## BEGIN SOURCE MATERIAL

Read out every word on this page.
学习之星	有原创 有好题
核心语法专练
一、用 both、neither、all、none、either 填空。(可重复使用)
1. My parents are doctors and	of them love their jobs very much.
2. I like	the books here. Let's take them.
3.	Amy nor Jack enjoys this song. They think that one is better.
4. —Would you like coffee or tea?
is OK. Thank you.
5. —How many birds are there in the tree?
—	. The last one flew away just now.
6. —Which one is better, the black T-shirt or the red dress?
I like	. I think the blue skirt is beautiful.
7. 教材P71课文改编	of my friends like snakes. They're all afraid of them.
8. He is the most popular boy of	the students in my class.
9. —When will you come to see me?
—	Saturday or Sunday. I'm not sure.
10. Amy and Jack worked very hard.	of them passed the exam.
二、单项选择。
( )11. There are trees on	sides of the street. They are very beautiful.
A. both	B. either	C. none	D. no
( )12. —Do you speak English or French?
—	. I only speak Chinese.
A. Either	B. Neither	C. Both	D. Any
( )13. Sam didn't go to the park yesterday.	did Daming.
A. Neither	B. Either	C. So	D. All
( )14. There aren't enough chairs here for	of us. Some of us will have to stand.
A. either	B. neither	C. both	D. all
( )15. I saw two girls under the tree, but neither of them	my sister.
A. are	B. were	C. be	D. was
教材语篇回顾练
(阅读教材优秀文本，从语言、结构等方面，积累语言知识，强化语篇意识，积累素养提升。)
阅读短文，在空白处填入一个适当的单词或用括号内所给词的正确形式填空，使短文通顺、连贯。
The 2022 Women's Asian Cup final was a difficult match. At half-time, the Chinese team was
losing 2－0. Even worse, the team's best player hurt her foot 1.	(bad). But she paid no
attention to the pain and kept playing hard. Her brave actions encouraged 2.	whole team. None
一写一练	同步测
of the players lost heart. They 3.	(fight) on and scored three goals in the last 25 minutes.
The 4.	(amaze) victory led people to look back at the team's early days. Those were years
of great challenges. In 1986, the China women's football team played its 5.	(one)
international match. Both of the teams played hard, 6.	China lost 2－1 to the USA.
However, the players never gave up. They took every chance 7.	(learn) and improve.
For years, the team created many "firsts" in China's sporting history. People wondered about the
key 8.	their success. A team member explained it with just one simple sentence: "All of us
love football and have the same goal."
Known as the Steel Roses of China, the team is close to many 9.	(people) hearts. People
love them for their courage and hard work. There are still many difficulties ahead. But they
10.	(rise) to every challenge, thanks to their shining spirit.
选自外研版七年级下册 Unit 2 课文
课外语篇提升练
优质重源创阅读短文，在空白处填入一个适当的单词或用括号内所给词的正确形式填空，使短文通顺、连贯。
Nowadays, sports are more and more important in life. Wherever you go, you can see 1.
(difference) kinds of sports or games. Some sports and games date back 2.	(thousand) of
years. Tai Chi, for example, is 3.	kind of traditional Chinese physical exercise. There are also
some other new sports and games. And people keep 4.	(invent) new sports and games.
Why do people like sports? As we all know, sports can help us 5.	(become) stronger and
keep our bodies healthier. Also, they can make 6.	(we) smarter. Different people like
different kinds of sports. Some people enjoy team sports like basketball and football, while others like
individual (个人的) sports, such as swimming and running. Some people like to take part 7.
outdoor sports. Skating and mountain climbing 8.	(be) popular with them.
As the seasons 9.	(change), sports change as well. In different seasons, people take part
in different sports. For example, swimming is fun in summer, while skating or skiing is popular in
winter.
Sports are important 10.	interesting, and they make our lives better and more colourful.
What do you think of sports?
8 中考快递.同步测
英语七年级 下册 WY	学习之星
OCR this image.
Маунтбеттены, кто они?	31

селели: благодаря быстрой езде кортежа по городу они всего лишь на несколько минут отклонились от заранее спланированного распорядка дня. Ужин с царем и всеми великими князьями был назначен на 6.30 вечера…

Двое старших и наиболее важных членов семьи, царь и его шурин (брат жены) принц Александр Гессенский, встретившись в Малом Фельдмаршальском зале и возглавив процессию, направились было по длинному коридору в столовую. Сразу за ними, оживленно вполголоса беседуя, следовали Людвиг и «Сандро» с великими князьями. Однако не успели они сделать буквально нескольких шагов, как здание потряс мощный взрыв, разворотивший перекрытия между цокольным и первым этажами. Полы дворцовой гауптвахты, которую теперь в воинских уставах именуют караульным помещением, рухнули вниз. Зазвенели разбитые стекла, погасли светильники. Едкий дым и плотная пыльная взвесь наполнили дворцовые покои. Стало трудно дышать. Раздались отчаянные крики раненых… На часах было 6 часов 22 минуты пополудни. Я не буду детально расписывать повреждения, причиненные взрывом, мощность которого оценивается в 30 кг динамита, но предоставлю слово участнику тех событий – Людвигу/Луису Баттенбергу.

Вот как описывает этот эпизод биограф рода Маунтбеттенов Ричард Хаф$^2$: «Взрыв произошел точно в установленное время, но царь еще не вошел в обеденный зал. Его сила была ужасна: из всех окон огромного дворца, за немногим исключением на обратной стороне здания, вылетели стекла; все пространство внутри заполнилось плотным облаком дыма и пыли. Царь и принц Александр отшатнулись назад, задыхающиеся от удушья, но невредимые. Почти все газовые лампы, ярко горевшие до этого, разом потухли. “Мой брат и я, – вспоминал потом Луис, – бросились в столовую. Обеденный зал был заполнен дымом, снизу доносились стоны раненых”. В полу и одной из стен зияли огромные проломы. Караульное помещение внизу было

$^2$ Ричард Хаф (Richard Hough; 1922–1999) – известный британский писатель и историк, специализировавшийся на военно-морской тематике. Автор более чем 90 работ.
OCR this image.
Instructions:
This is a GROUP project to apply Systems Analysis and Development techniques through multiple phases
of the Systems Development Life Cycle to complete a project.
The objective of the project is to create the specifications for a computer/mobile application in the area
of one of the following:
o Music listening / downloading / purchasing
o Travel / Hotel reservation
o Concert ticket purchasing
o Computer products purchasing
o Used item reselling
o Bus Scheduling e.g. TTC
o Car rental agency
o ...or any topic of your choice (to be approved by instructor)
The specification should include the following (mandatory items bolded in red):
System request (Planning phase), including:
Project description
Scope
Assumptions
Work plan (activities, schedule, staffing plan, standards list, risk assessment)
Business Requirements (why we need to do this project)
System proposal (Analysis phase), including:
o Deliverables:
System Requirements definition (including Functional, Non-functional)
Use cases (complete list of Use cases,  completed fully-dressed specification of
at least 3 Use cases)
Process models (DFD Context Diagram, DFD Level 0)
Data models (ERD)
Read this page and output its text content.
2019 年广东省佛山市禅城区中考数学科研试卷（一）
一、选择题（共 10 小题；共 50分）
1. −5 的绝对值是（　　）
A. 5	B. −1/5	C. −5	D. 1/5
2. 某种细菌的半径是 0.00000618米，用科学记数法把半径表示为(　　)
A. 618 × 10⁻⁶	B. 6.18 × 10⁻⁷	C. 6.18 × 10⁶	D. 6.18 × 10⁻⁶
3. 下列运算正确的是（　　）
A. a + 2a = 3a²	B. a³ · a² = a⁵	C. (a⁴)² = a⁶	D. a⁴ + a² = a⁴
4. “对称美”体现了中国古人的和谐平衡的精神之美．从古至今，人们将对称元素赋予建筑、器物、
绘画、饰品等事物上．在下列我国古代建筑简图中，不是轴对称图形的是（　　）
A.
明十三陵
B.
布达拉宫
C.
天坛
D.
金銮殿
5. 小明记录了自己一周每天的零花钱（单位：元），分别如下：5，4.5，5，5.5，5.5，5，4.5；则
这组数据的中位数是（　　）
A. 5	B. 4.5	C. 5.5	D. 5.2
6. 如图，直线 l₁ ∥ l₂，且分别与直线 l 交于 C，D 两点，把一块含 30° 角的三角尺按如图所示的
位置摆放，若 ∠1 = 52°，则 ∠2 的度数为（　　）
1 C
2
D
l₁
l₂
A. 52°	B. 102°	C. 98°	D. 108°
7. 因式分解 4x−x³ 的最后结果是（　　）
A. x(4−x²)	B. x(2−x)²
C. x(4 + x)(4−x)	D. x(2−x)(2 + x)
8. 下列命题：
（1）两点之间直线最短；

## END SOURCE MATERIAL

WHAT THE EXERCISE ASKS:
Lines containing the word "have" are to be counted in the listing; state their number alone.

SOLVED EXERCISE:
2